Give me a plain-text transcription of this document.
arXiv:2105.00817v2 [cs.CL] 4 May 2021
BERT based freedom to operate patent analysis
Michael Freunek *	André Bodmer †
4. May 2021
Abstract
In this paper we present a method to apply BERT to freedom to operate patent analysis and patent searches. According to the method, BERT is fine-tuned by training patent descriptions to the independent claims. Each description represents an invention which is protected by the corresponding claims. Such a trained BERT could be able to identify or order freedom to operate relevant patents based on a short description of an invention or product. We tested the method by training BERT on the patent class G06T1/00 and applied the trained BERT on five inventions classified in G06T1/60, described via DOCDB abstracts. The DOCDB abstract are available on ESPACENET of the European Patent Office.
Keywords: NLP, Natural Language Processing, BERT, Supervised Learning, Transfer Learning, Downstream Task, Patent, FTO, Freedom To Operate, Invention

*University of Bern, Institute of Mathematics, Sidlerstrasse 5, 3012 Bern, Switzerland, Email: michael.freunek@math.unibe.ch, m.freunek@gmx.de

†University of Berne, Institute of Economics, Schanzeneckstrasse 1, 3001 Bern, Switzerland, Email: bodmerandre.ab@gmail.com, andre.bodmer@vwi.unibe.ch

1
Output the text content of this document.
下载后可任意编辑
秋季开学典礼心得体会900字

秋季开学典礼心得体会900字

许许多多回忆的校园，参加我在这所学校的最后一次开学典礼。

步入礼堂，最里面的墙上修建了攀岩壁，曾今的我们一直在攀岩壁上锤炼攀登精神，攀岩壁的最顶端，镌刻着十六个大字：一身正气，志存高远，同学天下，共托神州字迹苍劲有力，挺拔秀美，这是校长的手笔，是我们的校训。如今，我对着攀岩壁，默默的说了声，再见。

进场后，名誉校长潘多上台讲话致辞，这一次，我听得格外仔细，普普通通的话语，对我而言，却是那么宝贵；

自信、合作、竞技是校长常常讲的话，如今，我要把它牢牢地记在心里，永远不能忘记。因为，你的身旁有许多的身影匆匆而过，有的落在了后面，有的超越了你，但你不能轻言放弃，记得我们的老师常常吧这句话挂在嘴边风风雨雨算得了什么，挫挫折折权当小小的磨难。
* * *
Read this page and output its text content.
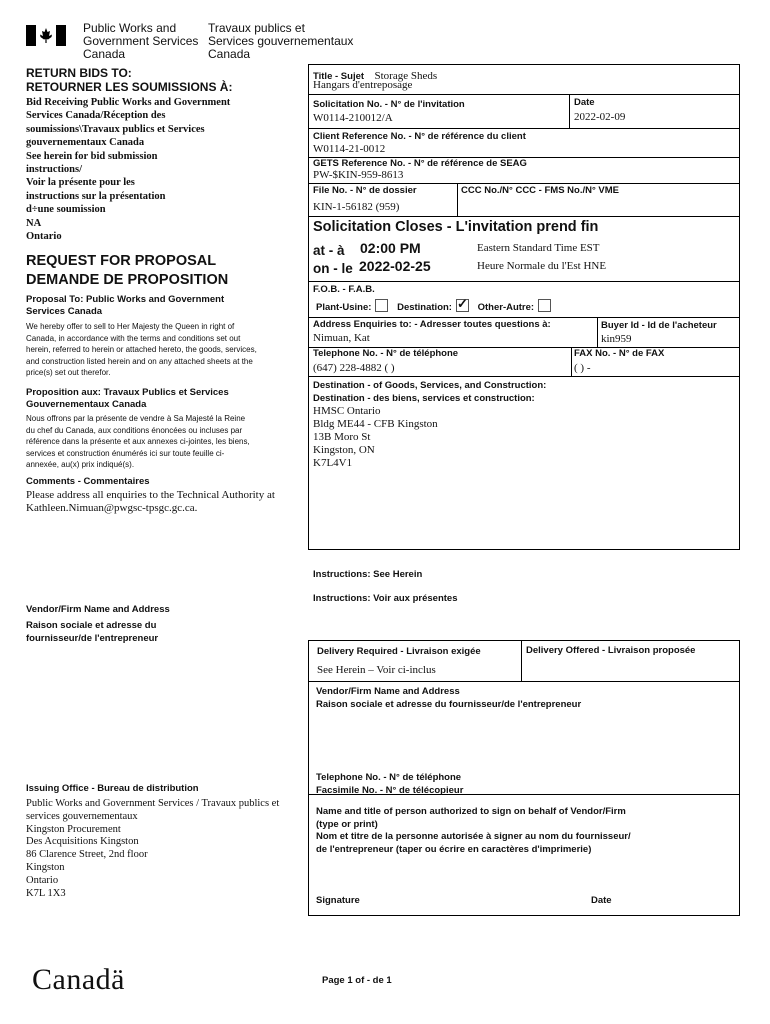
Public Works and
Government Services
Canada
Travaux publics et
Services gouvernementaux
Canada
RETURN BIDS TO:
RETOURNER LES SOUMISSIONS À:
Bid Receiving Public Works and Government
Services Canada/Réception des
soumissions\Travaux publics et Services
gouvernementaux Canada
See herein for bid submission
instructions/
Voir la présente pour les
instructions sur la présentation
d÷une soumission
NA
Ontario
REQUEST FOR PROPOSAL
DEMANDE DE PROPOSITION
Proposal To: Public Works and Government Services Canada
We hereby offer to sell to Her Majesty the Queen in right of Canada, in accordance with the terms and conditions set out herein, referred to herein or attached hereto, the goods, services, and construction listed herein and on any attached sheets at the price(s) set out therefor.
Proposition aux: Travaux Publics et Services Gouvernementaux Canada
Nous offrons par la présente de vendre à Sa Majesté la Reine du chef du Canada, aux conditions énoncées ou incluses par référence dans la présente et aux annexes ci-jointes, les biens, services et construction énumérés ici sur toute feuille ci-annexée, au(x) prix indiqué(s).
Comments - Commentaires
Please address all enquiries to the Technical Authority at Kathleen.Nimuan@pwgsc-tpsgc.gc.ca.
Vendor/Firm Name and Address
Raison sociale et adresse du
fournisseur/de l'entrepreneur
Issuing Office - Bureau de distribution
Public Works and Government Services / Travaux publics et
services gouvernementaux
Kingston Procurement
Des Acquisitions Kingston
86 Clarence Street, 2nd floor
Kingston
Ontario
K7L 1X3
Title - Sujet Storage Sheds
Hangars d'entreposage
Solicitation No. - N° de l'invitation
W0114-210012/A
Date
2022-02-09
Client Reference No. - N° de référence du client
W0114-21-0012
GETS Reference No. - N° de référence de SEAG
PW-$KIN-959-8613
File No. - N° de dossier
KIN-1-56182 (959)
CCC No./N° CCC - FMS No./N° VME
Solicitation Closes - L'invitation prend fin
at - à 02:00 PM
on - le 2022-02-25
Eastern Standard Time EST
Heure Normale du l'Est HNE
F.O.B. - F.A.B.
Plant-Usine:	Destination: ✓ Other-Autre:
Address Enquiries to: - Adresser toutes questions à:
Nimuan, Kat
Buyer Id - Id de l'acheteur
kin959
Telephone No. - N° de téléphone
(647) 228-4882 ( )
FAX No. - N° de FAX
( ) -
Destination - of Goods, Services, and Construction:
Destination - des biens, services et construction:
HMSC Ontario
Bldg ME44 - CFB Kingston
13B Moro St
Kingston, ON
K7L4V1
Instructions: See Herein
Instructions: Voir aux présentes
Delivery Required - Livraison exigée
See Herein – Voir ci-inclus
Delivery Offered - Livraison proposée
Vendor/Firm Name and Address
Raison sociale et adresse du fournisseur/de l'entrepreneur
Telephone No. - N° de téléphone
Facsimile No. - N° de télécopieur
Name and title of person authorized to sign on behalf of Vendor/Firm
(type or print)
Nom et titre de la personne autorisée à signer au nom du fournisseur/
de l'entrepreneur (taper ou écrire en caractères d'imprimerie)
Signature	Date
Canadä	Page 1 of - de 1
* * *
- The task
Identify and list each line with the word "text".

- Response to this exercise
Give me a plain-text transcription of this document.
Output the text content of this document.
Read this page and output its text content.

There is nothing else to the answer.